[Records about charts and figures]
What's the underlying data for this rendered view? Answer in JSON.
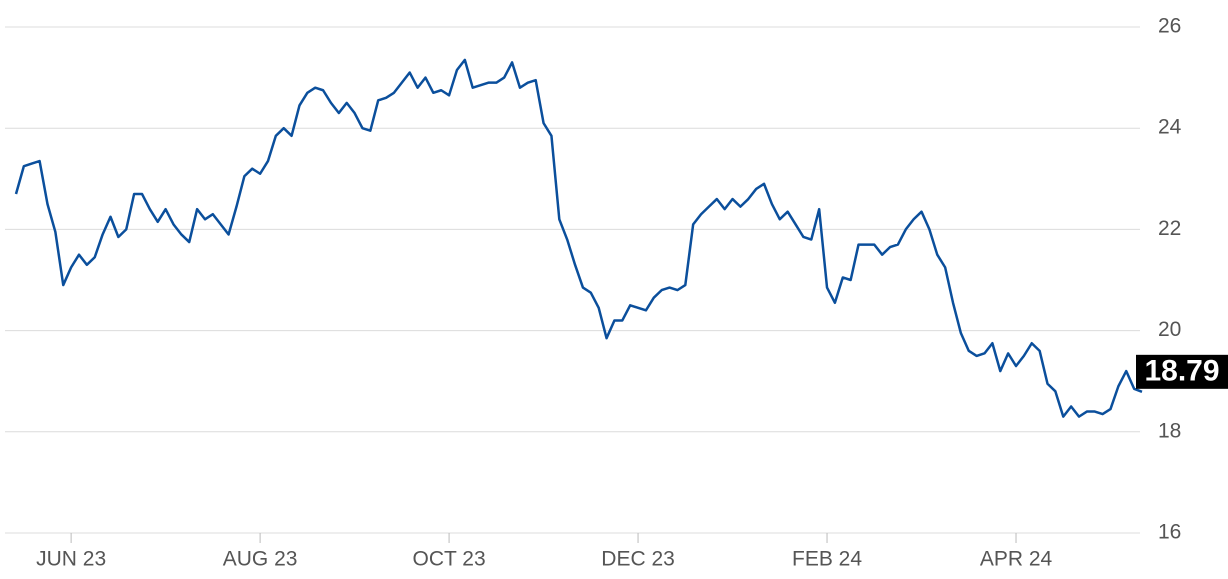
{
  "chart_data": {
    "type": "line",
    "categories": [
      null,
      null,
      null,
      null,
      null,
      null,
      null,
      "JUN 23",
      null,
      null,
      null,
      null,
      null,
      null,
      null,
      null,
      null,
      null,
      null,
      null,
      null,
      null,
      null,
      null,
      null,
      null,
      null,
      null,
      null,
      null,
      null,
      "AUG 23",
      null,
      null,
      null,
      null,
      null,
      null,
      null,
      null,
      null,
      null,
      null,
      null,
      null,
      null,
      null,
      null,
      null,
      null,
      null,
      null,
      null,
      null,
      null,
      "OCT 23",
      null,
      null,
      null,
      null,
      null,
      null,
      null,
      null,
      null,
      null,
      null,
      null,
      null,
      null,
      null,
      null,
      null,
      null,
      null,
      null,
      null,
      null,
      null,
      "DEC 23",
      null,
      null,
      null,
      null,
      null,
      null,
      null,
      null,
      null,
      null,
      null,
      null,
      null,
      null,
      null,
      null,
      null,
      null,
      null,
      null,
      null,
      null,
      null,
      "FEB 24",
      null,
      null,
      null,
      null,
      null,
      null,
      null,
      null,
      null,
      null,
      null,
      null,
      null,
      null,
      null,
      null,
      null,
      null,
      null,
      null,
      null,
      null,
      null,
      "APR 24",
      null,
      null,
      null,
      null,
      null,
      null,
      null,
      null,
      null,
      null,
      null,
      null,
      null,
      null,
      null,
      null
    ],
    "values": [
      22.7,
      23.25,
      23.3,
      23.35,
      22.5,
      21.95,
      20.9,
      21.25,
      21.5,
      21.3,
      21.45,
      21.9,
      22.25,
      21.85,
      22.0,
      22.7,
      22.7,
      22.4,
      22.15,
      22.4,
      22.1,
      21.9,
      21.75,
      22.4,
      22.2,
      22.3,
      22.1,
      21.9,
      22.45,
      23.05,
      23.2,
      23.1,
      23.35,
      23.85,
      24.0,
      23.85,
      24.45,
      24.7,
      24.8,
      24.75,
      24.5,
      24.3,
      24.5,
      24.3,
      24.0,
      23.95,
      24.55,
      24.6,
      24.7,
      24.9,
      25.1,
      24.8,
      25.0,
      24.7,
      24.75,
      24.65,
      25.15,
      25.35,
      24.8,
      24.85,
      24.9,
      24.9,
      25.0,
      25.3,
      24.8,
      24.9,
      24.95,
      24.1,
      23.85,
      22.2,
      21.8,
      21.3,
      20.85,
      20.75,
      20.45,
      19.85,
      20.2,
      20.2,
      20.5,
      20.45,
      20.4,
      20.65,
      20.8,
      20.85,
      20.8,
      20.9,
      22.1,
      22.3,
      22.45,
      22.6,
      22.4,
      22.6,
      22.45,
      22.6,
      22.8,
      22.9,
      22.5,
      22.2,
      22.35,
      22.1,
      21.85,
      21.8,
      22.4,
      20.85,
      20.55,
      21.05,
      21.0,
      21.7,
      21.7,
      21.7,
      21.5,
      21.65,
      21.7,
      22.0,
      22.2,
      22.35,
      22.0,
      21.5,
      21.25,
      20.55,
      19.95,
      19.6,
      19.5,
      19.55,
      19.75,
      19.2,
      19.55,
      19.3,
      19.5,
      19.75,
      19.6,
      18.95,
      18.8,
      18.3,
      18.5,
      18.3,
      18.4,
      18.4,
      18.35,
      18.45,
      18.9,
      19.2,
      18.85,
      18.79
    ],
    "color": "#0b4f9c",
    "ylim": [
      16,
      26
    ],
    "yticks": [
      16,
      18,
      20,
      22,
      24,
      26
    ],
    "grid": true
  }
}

==

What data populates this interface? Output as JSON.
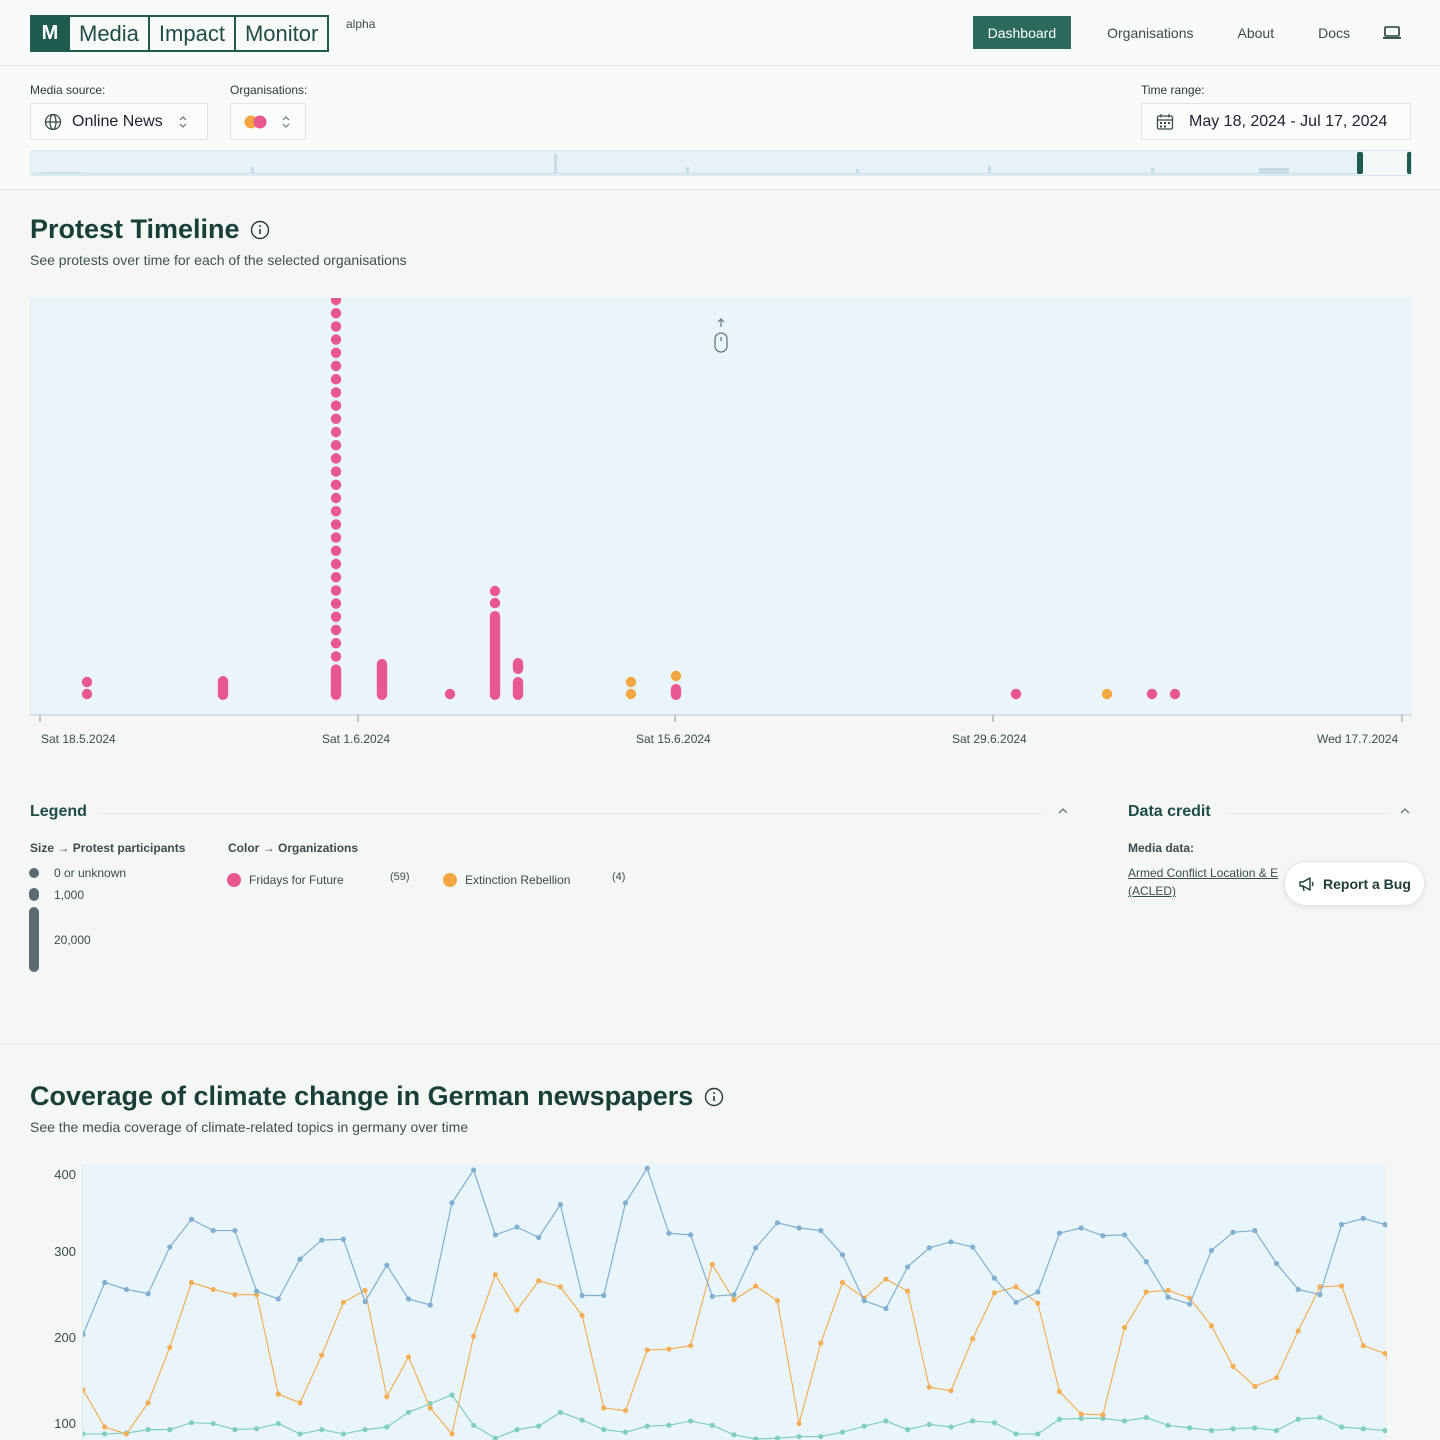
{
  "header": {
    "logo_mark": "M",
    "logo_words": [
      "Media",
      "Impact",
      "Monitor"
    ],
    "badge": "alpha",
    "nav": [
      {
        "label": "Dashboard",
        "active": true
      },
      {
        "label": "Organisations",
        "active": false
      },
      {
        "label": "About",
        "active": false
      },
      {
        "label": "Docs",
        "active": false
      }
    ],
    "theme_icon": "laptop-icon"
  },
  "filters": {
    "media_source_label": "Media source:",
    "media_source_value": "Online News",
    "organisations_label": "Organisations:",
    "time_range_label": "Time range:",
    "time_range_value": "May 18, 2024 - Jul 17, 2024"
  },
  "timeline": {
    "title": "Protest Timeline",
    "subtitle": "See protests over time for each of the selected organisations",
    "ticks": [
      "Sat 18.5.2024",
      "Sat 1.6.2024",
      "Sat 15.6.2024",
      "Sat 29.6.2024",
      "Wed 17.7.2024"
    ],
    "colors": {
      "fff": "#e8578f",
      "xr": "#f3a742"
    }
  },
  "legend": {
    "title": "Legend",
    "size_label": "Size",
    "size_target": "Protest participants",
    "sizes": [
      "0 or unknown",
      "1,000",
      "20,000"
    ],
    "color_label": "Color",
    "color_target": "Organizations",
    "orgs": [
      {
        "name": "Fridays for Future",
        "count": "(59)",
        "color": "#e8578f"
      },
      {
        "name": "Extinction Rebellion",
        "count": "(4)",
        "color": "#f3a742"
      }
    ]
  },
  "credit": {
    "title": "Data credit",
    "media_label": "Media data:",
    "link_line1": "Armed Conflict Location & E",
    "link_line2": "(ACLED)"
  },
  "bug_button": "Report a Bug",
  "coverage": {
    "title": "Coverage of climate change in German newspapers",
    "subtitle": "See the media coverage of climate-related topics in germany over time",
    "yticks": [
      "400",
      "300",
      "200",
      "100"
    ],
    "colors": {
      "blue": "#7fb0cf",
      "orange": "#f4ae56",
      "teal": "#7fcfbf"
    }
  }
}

▶ Challenge: Give the number of lines in the entries that hold the word "What", and nothing else.

▶ Solved problem: 2